▶ **PROVIDED RECORDS**
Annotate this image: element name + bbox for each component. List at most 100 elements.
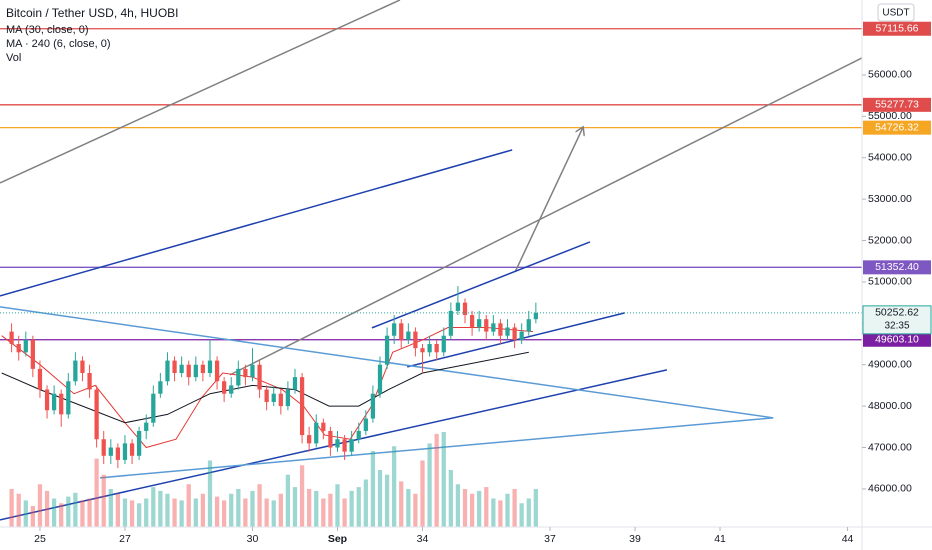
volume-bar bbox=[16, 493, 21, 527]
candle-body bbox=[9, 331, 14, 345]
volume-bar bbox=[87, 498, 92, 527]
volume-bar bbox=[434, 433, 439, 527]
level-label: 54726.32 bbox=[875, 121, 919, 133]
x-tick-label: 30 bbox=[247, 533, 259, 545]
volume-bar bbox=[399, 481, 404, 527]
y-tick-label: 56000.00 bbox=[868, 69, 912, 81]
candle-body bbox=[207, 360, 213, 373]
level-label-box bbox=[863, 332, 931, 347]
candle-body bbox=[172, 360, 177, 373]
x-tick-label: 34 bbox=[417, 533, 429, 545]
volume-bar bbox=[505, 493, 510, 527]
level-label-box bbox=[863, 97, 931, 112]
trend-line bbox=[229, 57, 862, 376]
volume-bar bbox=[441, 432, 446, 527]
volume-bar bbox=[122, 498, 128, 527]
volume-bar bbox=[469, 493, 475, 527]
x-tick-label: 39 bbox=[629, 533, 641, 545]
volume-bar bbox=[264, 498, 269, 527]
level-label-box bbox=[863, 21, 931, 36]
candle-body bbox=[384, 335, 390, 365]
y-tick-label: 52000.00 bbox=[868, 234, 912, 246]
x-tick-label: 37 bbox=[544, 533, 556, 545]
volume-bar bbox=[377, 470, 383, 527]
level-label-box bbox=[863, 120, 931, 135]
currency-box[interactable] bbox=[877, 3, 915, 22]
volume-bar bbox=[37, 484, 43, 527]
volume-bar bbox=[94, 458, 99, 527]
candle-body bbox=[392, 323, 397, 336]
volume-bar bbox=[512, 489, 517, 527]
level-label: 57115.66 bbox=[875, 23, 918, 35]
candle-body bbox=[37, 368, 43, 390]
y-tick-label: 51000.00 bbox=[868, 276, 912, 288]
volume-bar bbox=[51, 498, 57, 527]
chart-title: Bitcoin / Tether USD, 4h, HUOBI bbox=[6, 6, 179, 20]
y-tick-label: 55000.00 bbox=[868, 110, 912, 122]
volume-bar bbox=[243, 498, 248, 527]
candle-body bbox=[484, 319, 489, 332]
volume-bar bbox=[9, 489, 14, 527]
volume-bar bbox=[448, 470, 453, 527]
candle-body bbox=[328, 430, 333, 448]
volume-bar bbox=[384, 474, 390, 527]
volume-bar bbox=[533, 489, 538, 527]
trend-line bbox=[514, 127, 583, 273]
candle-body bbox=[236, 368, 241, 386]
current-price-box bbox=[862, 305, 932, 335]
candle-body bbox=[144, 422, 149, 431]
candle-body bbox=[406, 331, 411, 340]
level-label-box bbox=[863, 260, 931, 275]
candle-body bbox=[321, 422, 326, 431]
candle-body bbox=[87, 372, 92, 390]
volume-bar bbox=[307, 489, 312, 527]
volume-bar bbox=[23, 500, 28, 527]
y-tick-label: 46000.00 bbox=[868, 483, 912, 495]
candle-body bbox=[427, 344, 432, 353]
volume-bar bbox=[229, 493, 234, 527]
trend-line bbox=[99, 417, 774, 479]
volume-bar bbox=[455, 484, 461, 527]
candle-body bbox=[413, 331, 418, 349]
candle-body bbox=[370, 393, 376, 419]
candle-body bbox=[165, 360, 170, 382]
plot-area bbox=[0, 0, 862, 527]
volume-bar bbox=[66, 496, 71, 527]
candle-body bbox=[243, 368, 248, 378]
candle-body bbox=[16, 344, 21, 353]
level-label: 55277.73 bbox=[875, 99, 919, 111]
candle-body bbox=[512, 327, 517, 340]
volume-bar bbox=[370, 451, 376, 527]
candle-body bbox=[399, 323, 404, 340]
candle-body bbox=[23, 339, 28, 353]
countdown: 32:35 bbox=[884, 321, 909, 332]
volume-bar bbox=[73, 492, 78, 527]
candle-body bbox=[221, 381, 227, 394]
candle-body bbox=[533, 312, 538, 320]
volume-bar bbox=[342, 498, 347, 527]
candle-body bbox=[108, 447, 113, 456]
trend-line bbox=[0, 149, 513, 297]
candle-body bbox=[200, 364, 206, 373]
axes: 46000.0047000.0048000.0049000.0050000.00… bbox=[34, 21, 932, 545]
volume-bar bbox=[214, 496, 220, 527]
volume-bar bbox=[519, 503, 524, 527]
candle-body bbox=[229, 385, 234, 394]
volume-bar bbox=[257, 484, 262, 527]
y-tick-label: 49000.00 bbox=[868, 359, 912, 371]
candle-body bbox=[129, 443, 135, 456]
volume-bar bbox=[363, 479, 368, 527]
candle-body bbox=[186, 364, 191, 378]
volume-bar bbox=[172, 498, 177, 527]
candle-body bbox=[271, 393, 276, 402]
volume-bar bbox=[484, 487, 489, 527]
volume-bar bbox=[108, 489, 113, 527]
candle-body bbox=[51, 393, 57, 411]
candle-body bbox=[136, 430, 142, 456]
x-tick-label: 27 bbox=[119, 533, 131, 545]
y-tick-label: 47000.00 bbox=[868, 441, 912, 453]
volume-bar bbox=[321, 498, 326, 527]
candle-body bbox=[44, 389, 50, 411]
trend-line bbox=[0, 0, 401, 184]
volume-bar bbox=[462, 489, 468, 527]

--

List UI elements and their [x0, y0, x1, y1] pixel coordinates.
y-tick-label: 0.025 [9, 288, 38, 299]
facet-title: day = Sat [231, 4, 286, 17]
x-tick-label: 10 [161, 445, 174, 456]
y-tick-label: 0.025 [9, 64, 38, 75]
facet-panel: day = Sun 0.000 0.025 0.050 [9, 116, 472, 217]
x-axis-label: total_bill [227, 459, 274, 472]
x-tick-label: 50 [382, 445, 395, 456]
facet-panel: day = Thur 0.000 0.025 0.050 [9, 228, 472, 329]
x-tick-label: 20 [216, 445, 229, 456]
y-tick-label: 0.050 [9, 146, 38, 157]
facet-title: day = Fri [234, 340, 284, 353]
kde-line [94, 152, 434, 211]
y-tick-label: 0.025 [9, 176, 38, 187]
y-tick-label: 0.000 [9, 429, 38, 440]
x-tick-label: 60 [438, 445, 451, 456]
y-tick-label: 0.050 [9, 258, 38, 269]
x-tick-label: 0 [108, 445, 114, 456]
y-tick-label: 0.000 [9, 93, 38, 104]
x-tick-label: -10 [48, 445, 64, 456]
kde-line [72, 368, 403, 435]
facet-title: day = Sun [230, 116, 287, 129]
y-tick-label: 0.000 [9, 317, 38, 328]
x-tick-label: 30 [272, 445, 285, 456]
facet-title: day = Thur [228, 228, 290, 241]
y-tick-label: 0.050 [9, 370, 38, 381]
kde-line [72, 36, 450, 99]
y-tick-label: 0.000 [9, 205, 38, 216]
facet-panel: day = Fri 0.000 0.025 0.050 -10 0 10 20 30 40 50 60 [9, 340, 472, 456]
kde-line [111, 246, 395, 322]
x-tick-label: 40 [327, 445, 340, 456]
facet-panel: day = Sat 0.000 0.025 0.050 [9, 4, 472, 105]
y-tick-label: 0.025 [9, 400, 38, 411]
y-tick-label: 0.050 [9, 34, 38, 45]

▶ **EXERCISE BRIEF**
Output the data lines starting with the line that contains "volume-bar bbox=[16, 493, 21, 527]" and ending with the line that contains "level-label-box bbox=[863, 260, 931, 275]", including both, reproduced verbatim.

▶ **OUTPUT BELOW**
volume-bar bbox=[16, 493, 21, 527]
candle-body bbox=[9, 331, 14, 345]
volume-bar bbox=[87, 498, 92, 527]
volume-bar bbox=[434, 433, 439, 527]
level-label: 54726.32 bbox=[875, 121, 919, 133]
x-tick-label: 30 bbox=[247, 533, 259, 545]
volume-bar bbox=[399, 481, 404, 527]
y-tick-label: 56000.00 bbox=[868, 69, 912, 81]
candle-body bbox=[207, 360, 213, 373]
level-label-box bbox=[863, 332, 931, 347]
candle-body bbox=[172, 360, 177, 373]
x-tick-label: 34 bbox=[417, 533, 429, 545]
volume-bar bbox=[505, 493, 510, 527]
level-label-box bbox=[863, 97, 931, 112]
trend-line bbox=[229, 57, 862, 376]
volume-bar bbox=[441, 432, 446, 527]
volume-bar bbox=[122, 498, 128, 527]
volume-bar bbox=[469, 493, 475, 527]
x-tick-label: 39 bbox=[629, 533, 641, 545]
volume-bar bbox=[264, 498, 269, 527]
level-label-box bbox=[863, 21, 931, 36]
candle-body bbox=[384, 335, 390, 365]
y-tick-label: 52000.00 bbox=[868, 234, 912, 246]
x-tick-label: 37 bbox=[544, 533, 556, 545]
volume-bar bbox=[377, 470, 383, 527]
level-label-box bbox=[863, 120, 931, 135]
currency-box[interactable] bbox=[877, 3, 915, 22]
volume-bar bbox=[37, 484, 43, 527]
volume-bar bbox=[94, 458, 99, 527]
candle-body bbox=[392, 323, 397, 336]
volume-bar bbox=[512, 489, 517, 527]
level-label: 57115.66 bbox=[875, 23, 918, 35]
candle-body bbox=[37, 368, 43, 390]
y-tick-label: 51000.00 bbox=[868, 276, 912, 288]
volume-bar bbox=[51, 498, 57, 527]
chart-title: Bitcoin / Tether USD, 4h, HUOBI bbox=[6, 6, 179, 20]
y-tick-label: 55000.00 bbox=[868, 110, 912, 122]
volume-bar bbox=[243, 498, 248, 527]
candle-body bbox=[484, 319, 489, 332]
volume-bar bbox=[9, 489, 14, 527]
volume-bar bbox=[448, 470, 453, 527]
candle-body bbox=[328, 430, 333, 448]
volume-bar bbox=[384, 474, 390, 527]
volume-bar bbox=[533, 489, 538, 527]
trend-line bbox=[514, 127, 583, 273]
candle-body bbox=[236, 368, 241, 386]
current-price-box bbox=[862, 305, 932, 335]
candle-body bbox=[144, 422, 149, 431]
candle-body bbox=[406, 331, 411, 340]
level-label-box bbox=[863, 260, 931, 275]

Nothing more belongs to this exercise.